Take every line from the material that has the word "legacy" in it.
╔══
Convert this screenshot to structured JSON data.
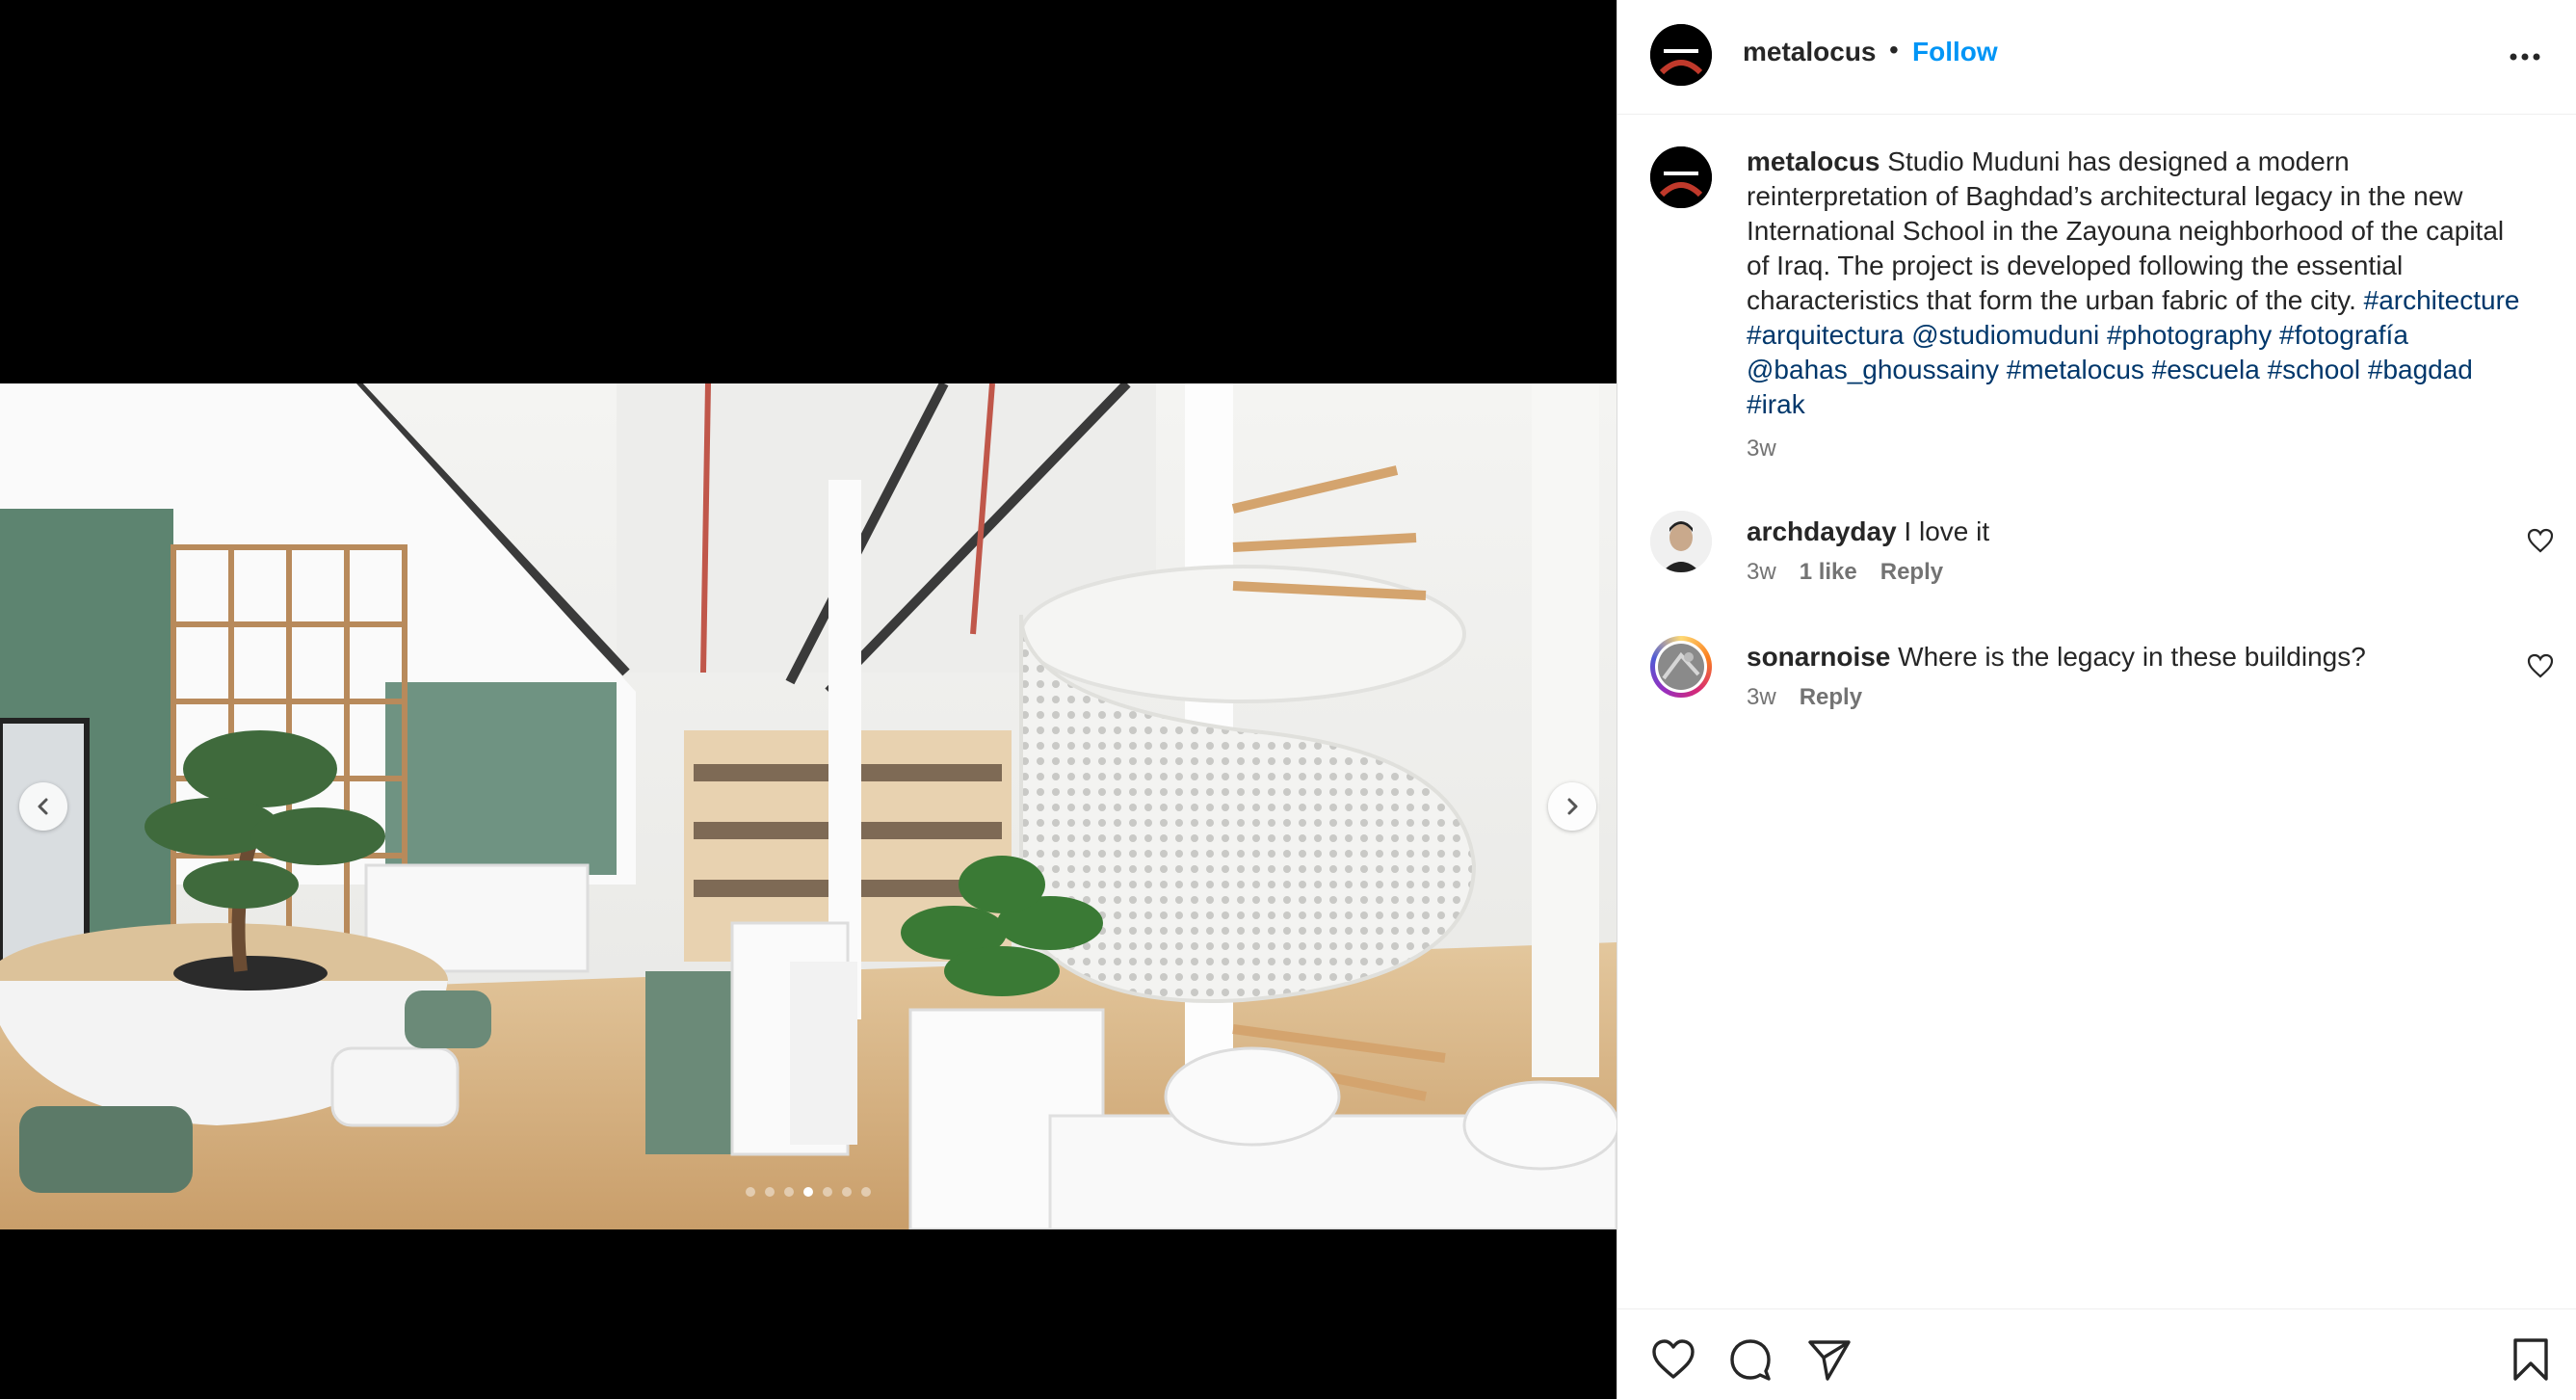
{
  "post": {
    "author": "metalocus",
    "separator": "•",
    "follow_label": "Follow"
  },
  "caption": {
    "author": "metalocus",
    "text": "Studio Muduni has designed a modern reinterpretation of Baghdad’s architectural legacy in the new International School in the Zayouna neighborhood of the capital of Iraq. The project is developed following the essential characteristics that form the urban fabric of the city.",
    "tags": [
      "#architecture",
      "#arquitectura",
      "@studiomuduni",
      "#photography",
      "#fotografía",
      "@bahas_ghoussainy",
      "#metalocus",
      "#escuela",
      "#school",
      "#bagdad",
      "#irak"
    ],
    "time": "3w"
  },
  "comments": [
    {
      "user": "archdayday",
      "text": "I love it",
      "time": "3w",
      "likes": "1 like",
      "reply_label": "Reply"
    },
    {
      "user": "sonarnoise",
      "text": "Where is the legacy in these buildings?",
      "time": "3w",
      "reply_label": "Reply"
    }
  ],
  "carousel": {
    "slide_count": 7,
    "active_index": 3
  },
  "icons": {
    "more": "more-options-icon",
    "prev": "chevron-left-icon",
    "next": "chevron-right-icon",
    "like": "heart-icon",
    "comment": "comment-bubble-icon",
    "share": "paper-plane-icon",
    "save": "bookmark-icon"
  },
  "colors": {
    "accent": "#0095f6",
    "hashtag": "#00376b",
    "muted": "#737373"
  }
}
╚══
● EXERCISE SOLUTION
    "text": "Studio Muduni has designed a modern reinterpretation of Baghdad’s architectural legacy in the new International School in the Zayouna neighborhood of the capital of Iraq. The project is developed following the essential characteristics that form the urban fabric of the city.",
      "text": "Where is the legacy in these buildings?",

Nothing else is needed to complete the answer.